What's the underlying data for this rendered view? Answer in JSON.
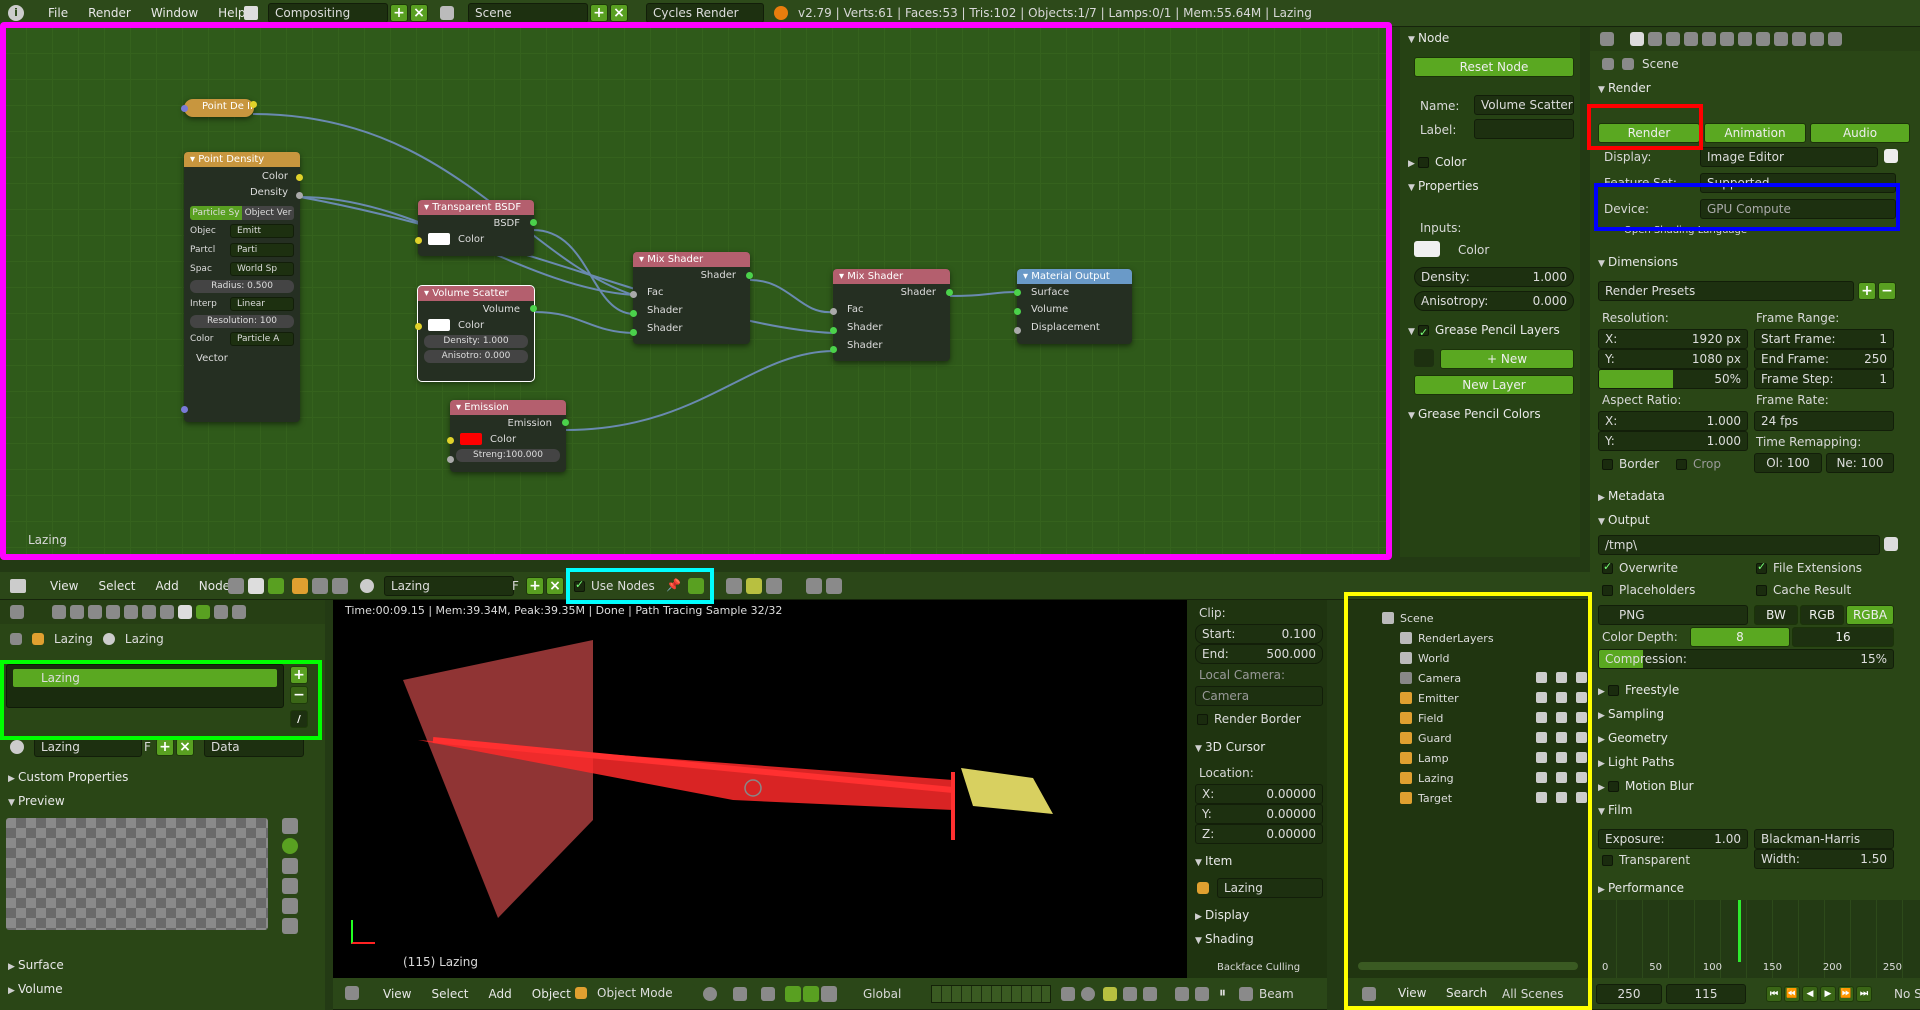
{
  "topbar": {
    "menus": [
      "File",
      "Render",
      "Window",
      "Help"
    ],
    "workspace": "Compositing",
    "scene": "Scene",
    "engine": "Cycles Render",
    "stats": "v2.79 | Verts:61 | Faces:53 | Tris:102 | Objects:1/7 | Lamps:0/1 | Mem:55.64M | Lazing"
  },
  "node_editor": {
    "label": "Lazing",
    "nodes": {
      "point_density_small": {
        "title": "Point De II"
      },
      "point_density": {
        "title": "Point Density",
        "out_color": "Color",
        "out_density": "Density",
        "tab_a": "Particle Sy",
        "tab_b": "Object Ver",
        "f_object_lbl": "Objec",
        "f_object": "Emitt",
        "f_particle_lbl": "Partcl",
        "f_particle": "Parti",
        "f_space_lbl": "Spac",
        "f_space": "World Sp",
        "radius": "Radius:   0.500",
        "interp_lbl": "Interp",
        "interp": "Linear",
        "resolution": "Resolution: 100",
        "color_lbl": "Color",
        "color": "Particle A",
        "in_vector": "Vector"
      },
      "transparent": {
        "title": "Transparent BSDF",
        "out": "BSDF",
        "in_color": "Color"
      },
      "volume_scatter": {
        "title": "Volume Scatter",
        "out": "Volume",
        "in_color": "Color",
        "density": "Density:  1.000",
        "anisotropy": "Anisotro: 0.000"
      },
      "emission": {
        "title": "Emission",
        "out": "Emission",
        "in_color": "Color",
        "strength": "Streng:100.000"
      },
      "mix1": {
        "title": "Mix Shader",
        "out": "Shader",
        "in_fac": "Fac",
        "in_s1": "Shader",
        "in_s2": "Shader"
      },
      "mix2": {
        "title": "Mix Shader",
        "out": "Shader",
        "in_fac": "Fac",
        "in_s1": "Shader",
        "in_s2": "Shader"
      },
      "output": {
        "title": "Material Output",
        "in_surface": "Surface",
        "in_volume": "Volume",
        "in_disp": "Displacement"
      }
    }
  },
  "node_props": {
    "title": "Node",
    "reset": "Reset Node",
    "name_lbl": "Name:",
    "name": "Volume Scatter",
    "label_lbl": "Label:",
    "color": "Color",
    "properties": "Properties",
    "inputs": "Inputs:",
    "in_color": "Color",
    "density": "Density:",
    "density_val": "1.000",
    "aniso": "Anisotropy:",
    "aniso_val": "0.000",
    "gp_layers": "Grease Pencil Layers",
    "new": "New",
    "new_layer": "New Layer",
    "gp_colors": "Grease Pencil Colors"
  },
  "node_header": {
    "menus": [
      "View",
      "Select",
      "Add",
      "Node"
    ],
    "material": "Lazing",
    "f": "F",
    "use_nodes": "Use Nodes"
  },
  "mat_panel": {
    "breadcrumb": [
      "Lazing",
      "Lazing"
    ],
    "slot": "Lazing",
    "mat": "Lazing",
    "f": "F",
    "data": "Data",
    "custom": "Custom Properties",
    "preview": "Preview",
    "surface": "Surface",
    "volume": "Volume"
  },
  "viewport": {
    "status": "Time:00:09.15 | Mem:39.34M, Peak:39.35M | Done | Path Tracing Sample 32/32",
    "label": "(115) Lazing",
    "menus": [
      "View",
      "Select",
      "Add",
      "Object"
    ],
    "mode": "Object Mode",
    "orient": "Global",
    "beam": "Beam"
  },
  "view_props": {
    "clip": "Clip:",
    "start": "Start:",
    "start_val": "0.100",
    "end": "End:",
    "end_val": "500.000",
    "local_cam": "Local Camera:",
    "camera": "Camera",
    "render_border": "Render Border",
    "cursor": "3D Cursor",
    "location": "Location:",
    "x": "X:",
    "xv": "0.00000",
    "y": "Y:",
    "yv": "0.00000",
    "z": "Z:",
    "zv": "0.00000",
    "item": "Item",
    "item_name": "Lazing",
    "display": "Display",
    "shading": "Shading",
    "bf": "Backface Culling"
  },
  "outliner": {
    "items": [
      {
        "name": "Scene",
        "depth": 0
      },
      {
        "name": "RenderLayers",
        "depth": 1
      },
      {
        "name": "World",
        "depth": 1
      },
      {
        "name": "Camera",
        "depth": 1
      },
      {
        "name": "Emitter",
        "depth": 1
      },
      {
        "name": "Field",
        "depth": 1
      },
      {
        "name": "Guard",
        "depth": 1
      },
      {
        "name": "Lamp",
        "depth": 1
      },
      {
        "name": "Lazing",
        "depth": 1
      },
      {
        "name": "Target",
        "depth": 1
      }
    ],
    "menus": [
      "View",
      "Search"
    ],
    "filter": "All Scenes"
  },
  "props": {
    "scene": "Scene",
    "render": "Render",
    "render_btn": "Render",
    "anim_btn": "Animation",
    "audio_btn": "Audio",
    "display_lbl": "Display:",
    "display": "Image Editor",
    "feature_lbl": "Feature Set:",
    "feature": "Supported",
    "device_lbl": "Device:",
    "device": "GPU Compute",
    "osl": "Open Shading Language",
    "dimensions": "Dimensions",
    "presets": "Render Presets",
    "res": "Resolution:",
    "resx": "X:",
    "resxv": "1920 px",
    "resy": "Y:",
    "resyv": "1080 px",
    "pct": "50%",
    "frange": "Frame Range:",
    "fstart": "Start Frame:",
    "fstartv": "1",
    "fend": "End Frame:",
    "fendv": "250",
    "fstep": "Frame Step:",
    "fstepv": "1",
    "aspect": "Aspect Ratio:",
    "ax": "X:",
    "axv": "1.000",
    "ay": "Y:",
    "ayv": "1.000",
    "frate": "Frame Rate:",
    "fps": "24 fps",
    "remap": "Time Remapping:",
    "old": "Ol: 100",
    "new": "Ne: 100",
    "border": "Border",
    "crop": "Crop",
    "metadata": "Metadata",
    "output": "Output",
    "path": "/tmp\\",
    "overwrite": "Overwrite",
    "fileext": "File Extensions",
    "placeholders": "Placeholders",
    "cache": "Cache Result",
    "format": "PNG",
    "bw": "BW",
    "rgb": "RGB",
    "rgba": "RGBA",
    "depth_lbl": "Color Depth:",
    "d8": "8",
    "d16": "16",
    "compression": "Compression:",
    "comp_val": "15%",
    "freestyle": "Freestyle",
    "sampling": "Sampling",
    "geometry": "Geometry",
    "lightpaths": "Light Paths",
    "motionblur": "Motion Blur",
    "film": "Film",
    "exposure": "Exposure:",
    "exposure_val": "1.00",
    "filter": "Blackman-Harris",
    "transparent": "Transparent",
    "width": "Width:",
    "width_val": "1.50",
    "performance": "Performance"
  },
  "timeline": {
    "ticks": [
      "0",
      "50",
      "100",
      "150",
      "200",
      "250"
    ],
    "end": "250",
    "current": "115",
    "nosync": "No S"
  },
  "colors": {
    "magenta": "#ff00ff",
    "red": "#ff0000",
    "blue": "#0000ff",
    "cyan": "#00ffff",
    "green": "#00ff00",
    "yellow": "#ffff00"
  }
}
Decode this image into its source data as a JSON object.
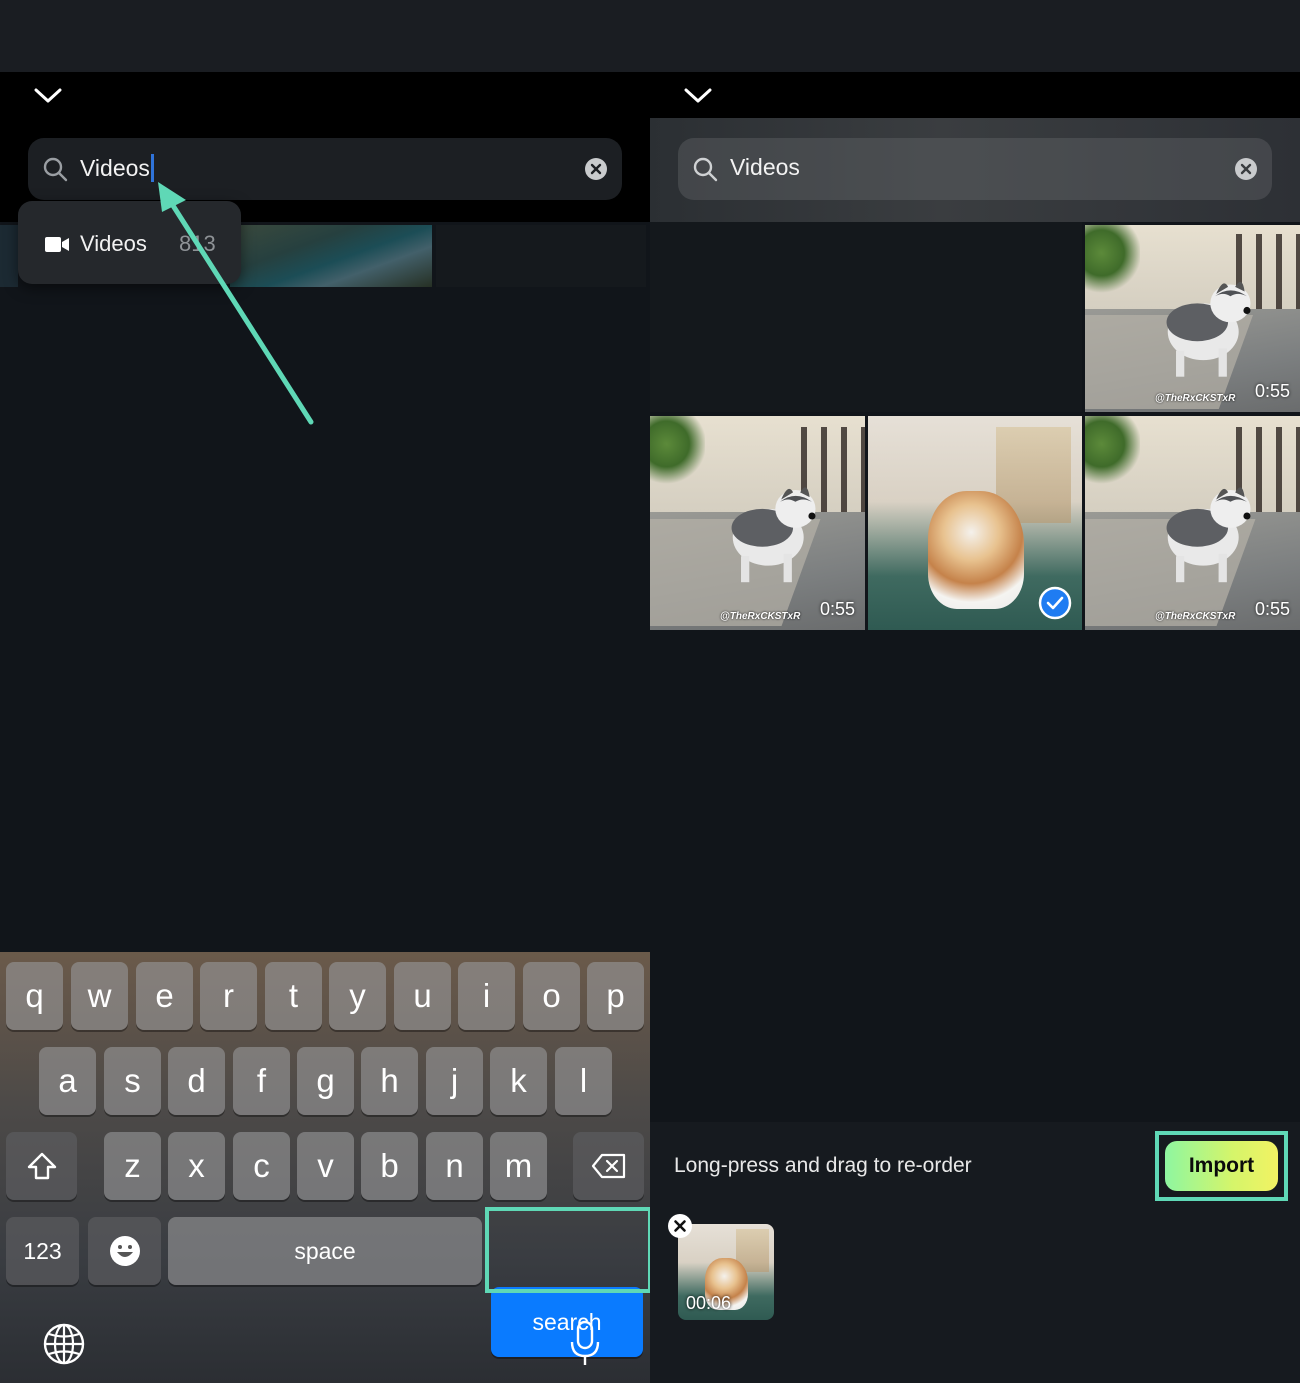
{
  "left_panel": {
    "search": {
      "value": "Videos"
    },
    "suggestion": {
      "label": "Videos",
      "count": "813"
    }
  },
  "keyboard": {
    "row1": [
      "q",
      "w",
      "e",
      "r",
      "t",
      "y",
      "u",
      "i",
      "o",
      "p"
    ],
    "row2": [
      "a",
      "s",
      "d",
      "f",
      "g",
      "h",
      "j",
      "k",
      "l"
    ],
    "row3": [
      "z",
      "x",
      "c",
      "v",
      "b",
      "n",
      "m"
    ],
    "numbers_label": "123",
    "space_label": "space",
    "search_label": "search"
  },
  "right_panel": {
    "search": {
      "value": "Videos"
    },
    "grid": [
      {
        "type": "husky",
        "watermark": "@TheRxCKSTxR",
        "duration": "0:55"
      },
      {
        "type": "husky",
        "watermark": "@TheRxCKSTxR",
        "duration": "0:55"
      },
      {
        "type": "cake",
        "selected": true
      },
      {
        "type": "husky",
        "watermark": "@TheRxCKSTxR",
        "duration": "0:55"
      }
    ],
    "hint": "Long-press and drag to re-order",
    "import_label": "Import",
    "selected_items": [
      {
        "duration": "00:06"
      }
    ]
  },
  "colors": {
    "highlight": "#5fd8b6",
    "search_key": "#0a7bff",
    "import_gradient_start": "#8ef6a0",
    "import_gradient_end": "#f2f263"
  }
}
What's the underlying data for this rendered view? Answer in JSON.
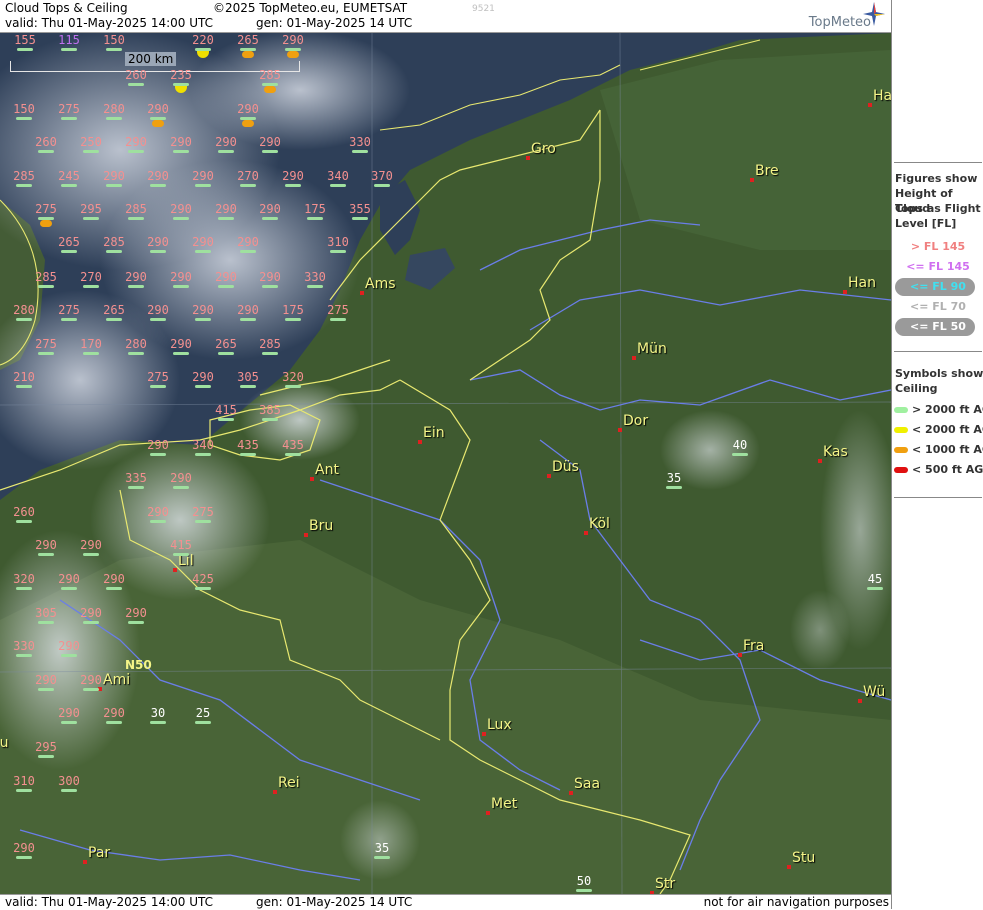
{
  "header": {
    "product": "Cloud Tops & Ceiling",
    "copyright": "©2025 TopMeteo.eu, EUMETSAT",
    "code": "9521",
    "valid": "valid:  Thu  01-May-2025  14:00 UTC",
    "gen": "gen: 01-May-2025 14 UTC",
    "logo": "TopMeteo"
  },
  "footer": {
    "valid": "valid:  Thu  01-May-2025  14:00 UTC",
    "gen": "gen: 01-May-2025 14 UTC",
    "note": "not for air navigation purposes"
  },
  "legend": {
    "heading": [
      "Figures show",
      "Height of Cloud",
      "Tops as Flight",
      "Level  [FL]"
    ],
    "levels": [
      {
        "label": "> FL 145",
        "color": "#f08080",
        "pill": false
      },
      {
        "label": "<= FL 145",
        "color": "#d070f0",
        "pill": false
      },
      {
        "label": "<= FL 90",
        "color": "#40e0f0",
        "pill": true
      },
      {
        "label": "<= FL 70",
        "color": "#b0b0b0",
        "pill": false
      },
      {
        "label": "<= FL 50",
        "color": "#ffffff",
        "pill": true
      }
    ],
    "symbols_heading": [
      "Symbols show",
      "Ceiling"
    ],
    "symbols": [
      {
        "label": "> 2000 ft AGL",
        "color": "#a0f0a0"
      },
      {
        "label": "< 2000 ft AGL",
        "color": "#f0f000"
      },
      {
        "label": "< 1000 ft AGL",
        "color": "#f0a010"
      },
      {
        "label": "< 500 ft AGL",
        "color": "#e01010"
      }
    ]
  },
  "map": {
    "scale": "200 km",
    "latlabel": "N50",
    "colors": {
      "high": "#f49090",
      "mid": "#c070f0",
      "low": "#ffffff",
      "ceiling_ok": "#9fe09f",
      "border": "#e8e870",
      "river": "#6a7ee8"
    },
    "cities": [
      {
        "name": "Gro"
      },
      {
        "name": "Bre"
      },
      {
        "name": "Ha"
      },
      {
        "name": "Ams"
      },
      {
        "name": "Han"
      },
      {
        "name": "Mün"
      },
      {
        "name": "Dor"
      },
      {
        "name": "Ein"
      },
      {
        "name": "Düs"
      },
      {
        "name": "Kas"
      },
      {
        "name": "Ant"
      },
      {
        "name": "Köl"
      },
      {
        "name": "Bru"
      },
      {
        "name": "Lil"
      },
      {
        "name": "Fra"
      },
      {
        "name": "Ami"
      },
      {
        "name": "Wü"
      },
      {
        "name": "Lux"
      },
      {
        "name": "Rei"
      },
      {
        "name": "Saa"
      },
      {
        "name": "Met"
      },
      {
        "name": "Par"
      },
      {
        "name": "Stu"
      },
      {
        "name": "Str"
      },
      {
        "name": "ou"
      }
    ],
    "cloud_tops": [
      "155",
      "115",
      "150",
      "220",
      "265",
      "290",
      "260",
      "235",
      "285",
      "150",
      "275",
      "280",
      "290",
      "290",
      "260",
      "250",
      "290",
      "290",
      "290",
      "290",
      "330",
      "285",
      "245",
      "290",
      "290",
      "290",
      "270",
      "290",
      "340",
      "370",
      "275",
      "295",
      "285",
      "290",
      "290",
      "290",
      "175",
      "355",
      "265",
      "285",
      "290",
      "290",
      "290",
      "310",
      "285",
      "270",
      "290",
      "290",
      "290",
      "290",
      "330",
      "280",
      "275",
      "265",
      "290",
      "290",
      "290",
      "175",
      "275",
      "275",
      "170",
      "280",
      "290",
      "265",
      "285",
      "210",
      "275",
      "290",
      "305",
      "320",
      "415",
      "385",
      "290",
      "340",
      "435",
      "435",
      "335",
      "290",
      "260",
      "290",
      "275",
      "290",
      "290",
      "415",
      "320",
      "290",
      "290",
      "425",
      "305",
      "290",
      "290",
      "330",
      "290",
      "290",
      "290",
      "30",
      "25",
      "290",
      "290",
      "295",
      "310",
      "300",
      "290",
      "40",
      "35",
      "45",
      "35",
      "50"
    ],
    "ceiling_symbols": [
      "yellow",
      "orange",
      "orange",
      "yellow",
      "orange",
      "orange",
      "orange",
      "orange"
    ]
  }
}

************

* **What to work on**: Locate the lines above that hold the word "title". Show every one of them.

* **Solution to this exercise**:
        "title": "Point De II"
        "title": "Point Density",
        "title": "Transparent BSDF",
        "title": "Volume Scatter",
        "title": "Emission",
        "title": "Mix Shader",
        "title": "Mix Shader",
        "title": "Material Output",
    "title": "Node",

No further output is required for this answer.